• [TASK OBJECTIVE]
Filter the data for lines with the word "this", then copy every line so identified.

Source data:
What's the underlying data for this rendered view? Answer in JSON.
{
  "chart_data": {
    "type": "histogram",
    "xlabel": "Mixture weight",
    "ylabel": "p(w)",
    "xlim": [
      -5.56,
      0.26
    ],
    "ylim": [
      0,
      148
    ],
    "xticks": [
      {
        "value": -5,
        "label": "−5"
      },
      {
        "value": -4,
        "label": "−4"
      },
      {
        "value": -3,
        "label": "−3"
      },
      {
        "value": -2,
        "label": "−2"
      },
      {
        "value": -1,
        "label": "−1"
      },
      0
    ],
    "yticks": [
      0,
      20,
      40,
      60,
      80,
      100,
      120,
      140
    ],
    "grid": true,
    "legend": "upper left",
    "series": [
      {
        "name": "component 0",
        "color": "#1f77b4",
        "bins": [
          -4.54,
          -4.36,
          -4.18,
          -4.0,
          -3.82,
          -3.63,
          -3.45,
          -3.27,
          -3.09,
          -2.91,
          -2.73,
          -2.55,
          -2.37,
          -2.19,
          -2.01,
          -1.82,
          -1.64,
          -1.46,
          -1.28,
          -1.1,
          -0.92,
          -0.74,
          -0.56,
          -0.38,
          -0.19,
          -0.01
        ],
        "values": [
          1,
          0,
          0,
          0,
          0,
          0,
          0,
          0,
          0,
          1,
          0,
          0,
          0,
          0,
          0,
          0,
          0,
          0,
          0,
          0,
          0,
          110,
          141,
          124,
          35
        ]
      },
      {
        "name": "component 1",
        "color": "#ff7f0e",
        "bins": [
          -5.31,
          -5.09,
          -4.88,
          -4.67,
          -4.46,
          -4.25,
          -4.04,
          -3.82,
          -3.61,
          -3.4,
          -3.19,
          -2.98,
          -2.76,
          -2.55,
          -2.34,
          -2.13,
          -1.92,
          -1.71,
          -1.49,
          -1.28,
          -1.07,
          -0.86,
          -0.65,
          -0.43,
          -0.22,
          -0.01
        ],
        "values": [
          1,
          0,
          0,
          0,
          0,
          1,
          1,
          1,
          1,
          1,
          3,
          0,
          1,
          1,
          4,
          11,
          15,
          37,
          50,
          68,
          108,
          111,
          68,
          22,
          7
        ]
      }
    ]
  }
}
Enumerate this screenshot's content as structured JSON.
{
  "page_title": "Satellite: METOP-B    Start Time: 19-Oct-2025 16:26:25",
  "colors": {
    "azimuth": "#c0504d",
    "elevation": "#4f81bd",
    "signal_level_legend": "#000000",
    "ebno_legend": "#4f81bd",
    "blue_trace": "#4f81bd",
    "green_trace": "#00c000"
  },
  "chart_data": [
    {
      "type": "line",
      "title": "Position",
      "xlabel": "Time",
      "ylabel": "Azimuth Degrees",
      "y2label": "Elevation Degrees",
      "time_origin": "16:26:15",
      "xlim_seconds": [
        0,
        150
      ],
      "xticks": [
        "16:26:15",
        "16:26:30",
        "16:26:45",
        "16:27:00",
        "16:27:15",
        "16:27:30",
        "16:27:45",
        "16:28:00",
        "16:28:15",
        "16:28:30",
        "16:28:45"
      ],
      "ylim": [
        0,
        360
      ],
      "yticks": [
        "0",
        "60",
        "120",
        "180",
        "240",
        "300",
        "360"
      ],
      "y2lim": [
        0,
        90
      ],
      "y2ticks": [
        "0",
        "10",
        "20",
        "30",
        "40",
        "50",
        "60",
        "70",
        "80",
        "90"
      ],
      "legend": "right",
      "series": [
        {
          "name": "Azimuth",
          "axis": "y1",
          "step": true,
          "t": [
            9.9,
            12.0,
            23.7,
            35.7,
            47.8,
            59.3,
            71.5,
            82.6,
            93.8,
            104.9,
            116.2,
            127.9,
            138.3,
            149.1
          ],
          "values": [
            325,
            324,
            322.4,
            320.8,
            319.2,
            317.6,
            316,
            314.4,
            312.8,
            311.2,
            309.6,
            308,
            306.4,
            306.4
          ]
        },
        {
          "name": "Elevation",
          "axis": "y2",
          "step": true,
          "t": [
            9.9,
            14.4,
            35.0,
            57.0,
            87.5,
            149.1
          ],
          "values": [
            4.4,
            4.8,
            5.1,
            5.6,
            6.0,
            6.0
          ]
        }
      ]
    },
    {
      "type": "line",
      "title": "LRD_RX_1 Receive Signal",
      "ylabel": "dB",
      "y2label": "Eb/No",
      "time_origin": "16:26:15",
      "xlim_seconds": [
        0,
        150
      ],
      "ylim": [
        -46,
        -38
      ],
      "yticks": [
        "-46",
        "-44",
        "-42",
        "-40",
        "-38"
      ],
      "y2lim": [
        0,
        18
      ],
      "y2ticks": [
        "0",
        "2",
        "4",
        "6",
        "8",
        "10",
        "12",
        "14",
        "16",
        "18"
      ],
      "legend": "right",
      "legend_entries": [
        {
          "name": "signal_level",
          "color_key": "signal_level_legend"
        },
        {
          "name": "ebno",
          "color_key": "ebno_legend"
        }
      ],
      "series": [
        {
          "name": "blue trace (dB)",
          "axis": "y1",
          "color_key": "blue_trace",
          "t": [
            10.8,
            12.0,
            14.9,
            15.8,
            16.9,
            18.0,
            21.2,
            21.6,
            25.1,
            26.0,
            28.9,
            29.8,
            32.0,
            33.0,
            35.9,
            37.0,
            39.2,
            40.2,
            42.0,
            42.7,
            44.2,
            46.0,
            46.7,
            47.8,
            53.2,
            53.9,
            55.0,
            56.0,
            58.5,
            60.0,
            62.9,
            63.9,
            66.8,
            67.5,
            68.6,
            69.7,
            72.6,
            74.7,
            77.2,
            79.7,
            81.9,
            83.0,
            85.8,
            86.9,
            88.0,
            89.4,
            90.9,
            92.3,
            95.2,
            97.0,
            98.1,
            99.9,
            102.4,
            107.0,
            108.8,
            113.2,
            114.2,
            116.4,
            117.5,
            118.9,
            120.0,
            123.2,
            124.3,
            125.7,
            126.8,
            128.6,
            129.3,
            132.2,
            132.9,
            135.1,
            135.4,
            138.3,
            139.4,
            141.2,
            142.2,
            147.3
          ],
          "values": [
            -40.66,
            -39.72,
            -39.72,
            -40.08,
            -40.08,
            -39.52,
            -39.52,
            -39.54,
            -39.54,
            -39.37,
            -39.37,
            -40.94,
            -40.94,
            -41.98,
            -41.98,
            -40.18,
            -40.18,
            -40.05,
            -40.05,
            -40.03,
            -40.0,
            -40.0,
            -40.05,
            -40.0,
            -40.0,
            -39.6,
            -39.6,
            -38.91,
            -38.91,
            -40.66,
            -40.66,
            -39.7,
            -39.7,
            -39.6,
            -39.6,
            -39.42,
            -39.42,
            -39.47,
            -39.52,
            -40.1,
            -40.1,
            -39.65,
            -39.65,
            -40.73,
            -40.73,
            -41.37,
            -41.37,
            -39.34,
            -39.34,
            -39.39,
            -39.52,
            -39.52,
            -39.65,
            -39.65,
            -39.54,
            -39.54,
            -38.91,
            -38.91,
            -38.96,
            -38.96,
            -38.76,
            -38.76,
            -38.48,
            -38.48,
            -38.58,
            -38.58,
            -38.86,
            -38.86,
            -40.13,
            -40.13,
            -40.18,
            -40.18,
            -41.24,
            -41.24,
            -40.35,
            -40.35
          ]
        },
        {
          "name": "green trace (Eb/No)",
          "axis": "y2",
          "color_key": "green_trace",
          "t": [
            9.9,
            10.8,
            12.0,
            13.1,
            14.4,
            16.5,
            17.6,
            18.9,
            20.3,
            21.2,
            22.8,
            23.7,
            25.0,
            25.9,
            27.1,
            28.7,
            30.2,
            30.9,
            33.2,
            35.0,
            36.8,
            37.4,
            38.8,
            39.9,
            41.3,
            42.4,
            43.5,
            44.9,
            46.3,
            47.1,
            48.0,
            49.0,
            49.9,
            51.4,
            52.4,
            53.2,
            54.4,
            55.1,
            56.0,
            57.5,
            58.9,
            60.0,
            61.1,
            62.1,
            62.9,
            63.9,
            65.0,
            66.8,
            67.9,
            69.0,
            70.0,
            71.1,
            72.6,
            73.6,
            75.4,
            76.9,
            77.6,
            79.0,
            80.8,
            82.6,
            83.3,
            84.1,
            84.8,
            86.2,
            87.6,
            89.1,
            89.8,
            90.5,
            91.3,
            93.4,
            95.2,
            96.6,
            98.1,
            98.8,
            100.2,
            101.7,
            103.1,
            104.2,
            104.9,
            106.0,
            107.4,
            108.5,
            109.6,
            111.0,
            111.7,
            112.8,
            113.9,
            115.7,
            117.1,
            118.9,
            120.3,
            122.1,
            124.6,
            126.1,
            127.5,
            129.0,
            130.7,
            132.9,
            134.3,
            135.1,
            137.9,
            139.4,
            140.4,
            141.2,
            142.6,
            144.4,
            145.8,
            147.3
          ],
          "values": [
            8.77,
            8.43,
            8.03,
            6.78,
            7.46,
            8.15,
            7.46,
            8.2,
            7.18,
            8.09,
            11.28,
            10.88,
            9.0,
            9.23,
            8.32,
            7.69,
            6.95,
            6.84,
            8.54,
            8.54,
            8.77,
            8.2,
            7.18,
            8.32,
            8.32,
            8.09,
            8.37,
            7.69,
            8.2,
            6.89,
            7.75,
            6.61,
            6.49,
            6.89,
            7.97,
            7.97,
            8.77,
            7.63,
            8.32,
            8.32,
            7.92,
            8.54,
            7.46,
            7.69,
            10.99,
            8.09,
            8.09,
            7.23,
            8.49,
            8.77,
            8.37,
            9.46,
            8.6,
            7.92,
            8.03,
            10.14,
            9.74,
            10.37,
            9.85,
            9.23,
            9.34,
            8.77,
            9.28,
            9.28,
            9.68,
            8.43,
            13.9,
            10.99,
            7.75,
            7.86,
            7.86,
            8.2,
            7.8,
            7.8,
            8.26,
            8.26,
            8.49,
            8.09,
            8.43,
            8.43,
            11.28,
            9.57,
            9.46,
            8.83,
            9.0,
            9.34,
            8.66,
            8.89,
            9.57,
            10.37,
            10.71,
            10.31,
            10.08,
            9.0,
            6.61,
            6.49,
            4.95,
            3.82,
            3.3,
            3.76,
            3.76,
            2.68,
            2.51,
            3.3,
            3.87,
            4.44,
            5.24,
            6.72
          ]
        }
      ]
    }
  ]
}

• [REPLY]
What's the underlying data for this rendered view? Answer in JSON.
Enumerate this screenshot's content as structured JSON.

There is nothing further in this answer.